■ **THE TASK**: Leave out the pictures; transcribe all else exactly.

■ **SOURCE DATA**:
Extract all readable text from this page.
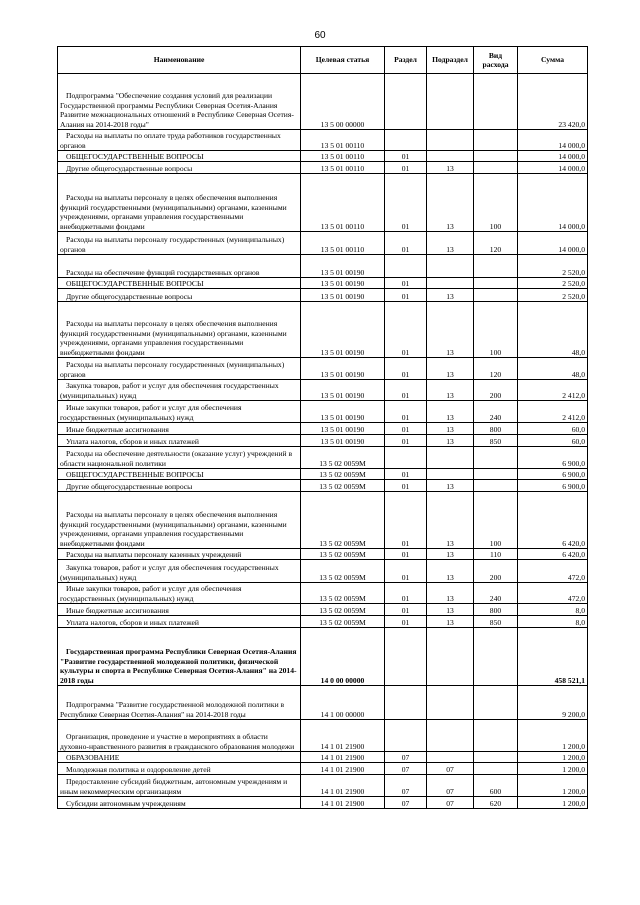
60
Наименование	Целевая статья	Раздел	Подраздел	Вид расхода	Сумма
Подпрограмма "Обеспечение создания условий для реализации Государственной программы Республики Северная Осетия-Алания Развитие межнациональных отношений в Республике Северная Осетия-Алания на 2014-2018 годы"	13 5 00 00000				23 420,0
Расходы на выплаты по оплате труда работников государственных органов	13 5 01 00110				14 000,0
ОБЩЕГОСУДАРСТВЕННЫЕ ВОПРОСЫ	13 5 01 00110	01			14 000,0
Другие общегосударственные вопросы	13 5 01 00110	01	13		14 000,0
Расходы на выплаты персоналу в целях обеспечения выполнения функций государственными (муниципальными) органами, казенными учреждениями, органами управления государственными внебюджетными фондами	13 5 01 00110	01	13	100	14 000,0
Расходы на выплаты персоналу государственных (муниципальных) органов	13 5 01 00110	01	13	120	14 000,0
Расходы на обеспечение функций государственных органов	13 5 01 00190				2 520,0
ОБЩЕГОСУДАРСТВЕННЫЕ ВОПРОСЫ	13 5 01 00190	01			2 520,0
Другие общегосударственные вопросы	13 5 01 00190	01	13		2 520,0
Расходы на выплаты персоналу в целях обеспечения выполнения функций государственными (муниципальными) органами, казенными учреждениями, органами управления государственными внебюджетными фондами	13 5 01 00190	01	13	100	48,0
Расходы на выплаты персоналу государственных (муниципальных) органов	13 5 01 00190	01	13	120	48,0
Закупка товаров, работ и услуг для обеспечения государственных (муниципальных) нужд	13 5 01 00190	01	13	200	2 412,0
Иные закупки товаров, работ и услуг для обеспечения государственных (муниципальных) нужд	13 5 01 00190	01	13	240	2 412,0
Иные бюджетные ассигнования	13 5 01 00190	01	13	800	60,0
Уплата налогов, сборов и иных платежей	13 5 01 00190	01	13	850	60,0
Расходы на обеспечение деятельности (оказание услуг) учреждений в области национальной политики	13 5 02 0059М				6 900,0
ОБЩЕГОСУДАРСТВЕННЫЕ ВОПРОСЫ	13 5 02 0059М	01			6 900,0
Другие общегосударственные вопросы	13 5 02 0059М	01	13		6 900,0
Расходы на выплаты персоналу в целях обеспечения выполнения функций государственными (муниципальными) органами, казенными учреждениями, органами управления государственными внебюджетными фондами	13 5 02 0059М	01	13	100	6 420,0
Расходы на выплаты персоналу казенных учреждений	13 5 02 0059М	01	13	110	6 420,0
Закупка товаров, работ и услуг для обеспечения государственных (муниципальных) нужд	13 5 02 0059М	01	13	200	472,0
Иные закупки товаров, работ и услуг для обеспечения государственных (муниципальных) нужд	13 5 02 0059М	01	13	240	472,0
Иные бюджетные ассигнования	13 5 02 0059М	01	13	800	8,0
Уплата налогов, сборов и иных платежей	13 5 02 0059М	01	13	850	8,0
Государственная программа Республики Северная Осетия-Алания "Развитие государственной молодежной политики, физической культуры и спорта в Республике Северная Осетия-Алания" на 2014-2018 годы	14 0 00 00000				458 521,1
Подпрограмма "Развитие государственной молодежной политики в Республике Северная Осетия-Алания" на 2014-2018 годы	14 1 00 00000				9 200,0
Организация, проведение и участие в мероприятиях в области духовно-нравственного развития в гражданского образования молодежи	14 1 01 21900				1 200,0
ОБРАЗОВАНИЕ	14 1 01 21900	07			1 200,0
Молодежная политика и оздоровление детей	14 1 01 21900	07	07		1 200,0
Предоставление субсидий бюджетным, автономным учреждениям и иным некоммерческим организациям	14 1 01 21900	07	07	600	1 200,0
Субсидии автономным учреждениям	14 1 01 21900	07	07	620	1 200,0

■ **RESULT BELOW**:
Extract all readable text from this page.
60
Наименование	Целевая статья	Раздел	Подраздел	Вид расхода	Сумма
Подпрограмма "Обеспечение создания условий для реализации Государственной программы Республики Северная Осетия-Алания Развитие межнациональных отношений в Республике Северная Осетия-Алания на 2014-2018 годы"	13 5 00 00000				23 420,0
Расходы на выплаты по оплате труда работников государственных органов	13 5 01 00110				14 000,0
ОБЩЕГОСУДАРСТВЕННЫЕ ВОПРОСЫ	13 5 01 00110	01			14 000,0
Другие общегосударственные вопросы	13 5 01 00110	01	13		14 000,0
Расходы на выплаты персоналу в целях обеспечения выполнения функций государственными (муниципальными) органами, казенными учреждениями, органами управления государственными внебюджетными фондами	13 5 01 00110	01	13	100	14 000,0
Расходы на выплаты персоналу государственных (муниципальных) органов	13 5 01 00110	01	13	120	14 000,0
Расходы на обеспечение функций государственных органов	13 5 01 00190				2 520,0
ОБЩЕГОСУДАРСТВЕННЫЕ ВОПРОСЫ	13 5 01 00190	01			2 520,0
Другие общегосударственные вопросы	13 5 01 00190	01	13		2 520,0
Расходы на выплаты персоналу в целях обеспечения выполнения функций государственными (муниципальными) органами, казенными учреждениями, органами управления государственными внебюджетными фондами	13 5 01 00190	01	13	100	48,0
Расходы на выплаты персоналу государственных (муниципальных) органов	13 5 01 00190	01	13	120	48,0
Закупка товаров, работ и услуг для обеспечения государственных (муниципальных) нужд	13 5 01 00190	01	13	200	2 412,0
Иные закупки товаров, работ и услуг для обеспечения государственных (муниципальных) нужд	13 5 01 00190	01	13	240	2 412,0
Иные бюджетные ассигнования	13 5 01 00190	01	13	800	60,0
Уплата налогов, сборов и иных платежей	13 5 01 00190	01	13	850	60,0
Расходы на обеспечение деятельности (оказание услуг) учреждений в области национальной политики	13 5 02 0059М				6 900,0
ОБЩЕГОСУДАРСТВЕННЫЕ ВОПРОСЫ	13 5 02 0059М	01			6 900,0
Другие общегосударственные вопросы	13 5 02 0059М	01	13		6 900,0
Расходы на выплаты персоналу в целях обеспечения выполнения функций государственными (муниципальными) органами, казенными учреждениями, органами управления государственными внебюджетными фондами	13 5 02 0059М	01	13	100	6 420,0
Расходы на выплаты персоналу казенных учреждений	13 5 02 0059М	01	13	110	6 420,0
Закупка товаров, работ и услуг для обеспечения государственных (муниципальных) нужд	13 5 02 0059М	01	13	200	472,0
Иные закупки товаров, работ и услуг для обеспечения государственных (муниципальных) нужд	13 5 02 0059М	01	13	240	472,0
Иные бюджетные ассигнования	13 5 02 0059М	01	13	800	8,0
Уплата налогов, сборов и иных платежей	13 5 02 0059М	01	13	850	8,0
Государственная программа Республики Северная Осетия-Алания "Развитие государственной молодежной политики, физической культуры и спорта в Республике Северная Осетия-Алания" на 2014-2018 годы	14 0 00 00000				458 521,1
Подпрограмма "Развитие государственной молодежной политики в Республике Северная Осетия-Алания" на 2014-2018 годы	14 1 00 00000				9 200,0
Организация, проведение и участие в мероприятиях в области духовно-нравственного развития в гражданского образования молодежи	14 1 01 21900				1 200,0
ОБРАЗОВАНИЕ	14 1 01 21900	07			1 200,0
Молодежная политика и оздоровление детей	14 1 01 21900	07	07		1 200,0
Предоставление субсидий бюджетным, автономным учреждениям и иным некоммерческим организациям	14 1 01 21900	07	07	600	1 200,0
Субсидии автономным учреждениям	14 1 01 21900	07	07	620	1 200,0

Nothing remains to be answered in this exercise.